◆ OBJECTIVE 1 ◆
Render the listing as a JSON list of strings, one string per line with blank lines left out. Cover everything from the first line of the listing down to the line containing "close-icon[interactable]: × [605, 28, 617, 49]".

◆ TEXT PASSAGE ◆
Wednesday, June 23, 2010

something different

My sister and her husband have been in China for the last 6 weeks, specifically the area that was devastated by a massive earthquake. I'm not sure I can mention exactly where they are, they always have to be so careful, but I wanted to share a post with you that they made last week. They refer to each other by their Tibetan names.
Anyway, I wish this post could be shared with the world at large. I am so humbled by it.


Tonight I am feeling maybe one million things. Here’s the deal. I need to brush my teeth and all before I go to bed but there is only one bathroom in the house we’re staying at and our friend is taking a shower. So here I am, 12:49 am, mind reeling, teeth fuzzy, thinking and pondering and so so tired but still aware. So until the bathroom is free, here I am with you.

◆ OBJECTIVE 2 ◆
Reproduce the blog post word for word, everything from "Wednesday, June 23, 2010" down to "am with you.".

[Items listed in a dataset]
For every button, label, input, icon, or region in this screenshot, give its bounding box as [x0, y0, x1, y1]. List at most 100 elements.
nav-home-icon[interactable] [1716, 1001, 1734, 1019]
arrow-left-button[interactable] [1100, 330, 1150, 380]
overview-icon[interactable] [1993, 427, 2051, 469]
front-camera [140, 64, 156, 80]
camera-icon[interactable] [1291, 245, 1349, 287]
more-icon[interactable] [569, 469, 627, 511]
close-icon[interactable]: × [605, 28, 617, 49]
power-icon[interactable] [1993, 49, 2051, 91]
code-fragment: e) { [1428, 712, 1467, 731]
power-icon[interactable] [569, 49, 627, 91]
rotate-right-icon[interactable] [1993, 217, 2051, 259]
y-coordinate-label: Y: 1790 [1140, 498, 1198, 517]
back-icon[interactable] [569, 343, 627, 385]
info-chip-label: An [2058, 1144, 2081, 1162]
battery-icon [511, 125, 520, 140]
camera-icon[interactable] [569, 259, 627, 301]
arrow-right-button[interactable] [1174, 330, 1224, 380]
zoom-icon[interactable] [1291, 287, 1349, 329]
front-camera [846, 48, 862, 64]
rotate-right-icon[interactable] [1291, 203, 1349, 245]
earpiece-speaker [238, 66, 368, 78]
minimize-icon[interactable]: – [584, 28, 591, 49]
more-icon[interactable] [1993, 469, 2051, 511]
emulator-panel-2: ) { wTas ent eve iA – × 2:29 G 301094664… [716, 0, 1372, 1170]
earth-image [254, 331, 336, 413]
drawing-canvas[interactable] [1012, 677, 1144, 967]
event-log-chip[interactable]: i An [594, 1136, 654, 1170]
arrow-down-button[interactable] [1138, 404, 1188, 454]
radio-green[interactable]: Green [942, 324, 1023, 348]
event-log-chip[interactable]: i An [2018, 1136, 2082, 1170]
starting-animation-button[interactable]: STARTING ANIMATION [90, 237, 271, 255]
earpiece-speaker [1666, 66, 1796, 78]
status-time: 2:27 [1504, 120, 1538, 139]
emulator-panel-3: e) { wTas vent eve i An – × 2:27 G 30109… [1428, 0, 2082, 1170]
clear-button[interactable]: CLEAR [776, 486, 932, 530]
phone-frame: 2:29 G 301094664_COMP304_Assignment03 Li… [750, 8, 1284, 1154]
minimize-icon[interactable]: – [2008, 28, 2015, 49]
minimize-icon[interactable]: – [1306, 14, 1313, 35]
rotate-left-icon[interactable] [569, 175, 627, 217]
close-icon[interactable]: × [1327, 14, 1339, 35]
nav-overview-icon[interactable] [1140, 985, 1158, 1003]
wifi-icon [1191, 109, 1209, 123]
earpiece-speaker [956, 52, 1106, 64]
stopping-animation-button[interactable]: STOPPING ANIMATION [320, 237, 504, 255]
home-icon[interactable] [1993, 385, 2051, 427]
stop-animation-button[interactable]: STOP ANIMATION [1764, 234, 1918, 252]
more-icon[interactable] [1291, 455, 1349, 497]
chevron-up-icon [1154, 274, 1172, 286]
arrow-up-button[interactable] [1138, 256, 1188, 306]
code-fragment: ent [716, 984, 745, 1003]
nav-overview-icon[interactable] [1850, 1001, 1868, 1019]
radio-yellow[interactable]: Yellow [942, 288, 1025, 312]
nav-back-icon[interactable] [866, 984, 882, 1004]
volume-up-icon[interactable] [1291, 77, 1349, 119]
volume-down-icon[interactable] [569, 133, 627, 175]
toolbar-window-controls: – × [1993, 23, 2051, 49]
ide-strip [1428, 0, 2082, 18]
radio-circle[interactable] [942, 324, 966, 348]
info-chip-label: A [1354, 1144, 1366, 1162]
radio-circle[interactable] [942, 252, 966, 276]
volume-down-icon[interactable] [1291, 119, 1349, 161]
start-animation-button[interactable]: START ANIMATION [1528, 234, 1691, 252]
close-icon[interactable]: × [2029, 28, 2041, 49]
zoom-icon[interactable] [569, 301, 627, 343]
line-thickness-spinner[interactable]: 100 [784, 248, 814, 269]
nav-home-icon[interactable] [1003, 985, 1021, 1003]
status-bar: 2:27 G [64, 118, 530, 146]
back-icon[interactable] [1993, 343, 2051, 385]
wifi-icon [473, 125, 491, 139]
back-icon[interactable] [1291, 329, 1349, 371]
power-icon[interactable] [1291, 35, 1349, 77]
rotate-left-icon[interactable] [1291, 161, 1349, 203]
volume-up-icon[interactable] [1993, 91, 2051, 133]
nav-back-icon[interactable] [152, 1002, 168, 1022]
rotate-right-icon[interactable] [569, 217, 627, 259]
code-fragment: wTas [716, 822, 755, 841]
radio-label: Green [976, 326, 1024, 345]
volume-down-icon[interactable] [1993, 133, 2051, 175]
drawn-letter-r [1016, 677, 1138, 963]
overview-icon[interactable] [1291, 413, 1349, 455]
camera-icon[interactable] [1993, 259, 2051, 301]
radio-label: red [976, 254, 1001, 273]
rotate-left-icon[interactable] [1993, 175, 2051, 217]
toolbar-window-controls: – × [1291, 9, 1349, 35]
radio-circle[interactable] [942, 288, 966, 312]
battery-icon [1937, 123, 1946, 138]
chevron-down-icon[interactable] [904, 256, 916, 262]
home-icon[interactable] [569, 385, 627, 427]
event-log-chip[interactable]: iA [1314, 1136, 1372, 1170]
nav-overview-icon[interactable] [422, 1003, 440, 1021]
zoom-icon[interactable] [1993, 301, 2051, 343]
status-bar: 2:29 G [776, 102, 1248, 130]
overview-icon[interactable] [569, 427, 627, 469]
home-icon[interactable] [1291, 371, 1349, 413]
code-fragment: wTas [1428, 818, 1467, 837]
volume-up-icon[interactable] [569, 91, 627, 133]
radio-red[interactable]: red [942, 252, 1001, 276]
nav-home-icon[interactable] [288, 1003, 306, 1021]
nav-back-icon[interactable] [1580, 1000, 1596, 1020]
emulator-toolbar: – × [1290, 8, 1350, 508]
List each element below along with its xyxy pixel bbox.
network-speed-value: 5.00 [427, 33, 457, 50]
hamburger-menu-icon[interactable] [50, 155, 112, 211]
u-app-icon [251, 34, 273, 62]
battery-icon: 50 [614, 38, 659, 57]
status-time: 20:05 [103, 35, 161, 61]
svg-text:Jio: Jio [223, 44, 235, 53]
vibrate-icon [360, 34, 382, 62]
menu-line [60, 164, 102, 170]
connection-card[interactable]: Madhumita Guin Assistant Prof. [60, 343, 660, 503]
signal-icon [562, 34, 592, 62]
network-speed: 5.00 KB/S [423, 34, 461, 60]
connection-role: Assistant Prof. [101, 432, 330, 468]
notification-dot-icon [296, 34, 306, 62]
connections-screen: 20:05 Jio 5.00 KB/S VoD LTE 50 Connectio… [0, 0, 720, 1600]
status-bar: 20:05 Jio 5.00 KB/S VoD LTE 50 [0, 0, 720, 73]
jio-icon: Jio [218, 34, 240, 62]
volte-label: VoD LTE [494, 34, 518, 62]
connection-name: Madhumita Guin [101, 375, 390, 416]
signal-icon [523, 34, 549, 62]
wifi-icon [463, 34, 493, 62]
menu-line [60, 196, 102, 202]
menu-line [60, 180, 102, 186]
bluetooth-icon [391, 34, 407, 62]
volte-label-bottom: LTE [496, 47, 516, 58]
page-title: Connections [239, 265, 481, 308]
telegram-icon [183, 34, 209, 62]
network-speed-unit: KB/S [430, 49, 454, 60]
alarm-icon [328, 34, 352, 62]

◆ SOLUTION 1 ◆
[
  "For every button, label, input, icon, or region in this screenshot, give its bounding box as [x0, y0, x1, y1]. List at most 100 elements.",
  "nav-home-icon[interactable] [1716, 1001, 1734, 1019]",
  "arrow-left-button[interactable] [1100, 330, 1150, 380]",
  "overview-icon[interactable] [1993, 427, 2051, 469]",
  "front-camera [140, 64, 156, 80]",
  "camera-icon[interactable] [1291, 245, 1349, 287]",
  "more-icon[interactable] [569, 469, 627, 511]",
  "close-icon[interactable]: × [605, 28, 617, 49]"
]

◆ SOLUTION 2 ◆
Wednesday, June 23, 2010

something different

My sister and her husband have been in China for the last 6 weeks, specifically the area that was devastated by a massive earthquake. I'm not sure I can mention exactly where they are, they always have to be so careful, but I wanted to share a post with you that they made last week. They refer to each other by their Tibetan names.
Anyway, I wish this post could be shared with the world at large. I am so humbled by it.


Tonight I am feeling maybe one million things. Here’s the deal. I need to brush my teeth and all before I go to bed but there is only one bathroom in the house we’re staying at and our friend is taking a shower. So here I am, 12:49 am, mind reeling, teeth fuzzy, thinking and pondering and so so tired but still aware. So until the bathroom is free, here I am with you.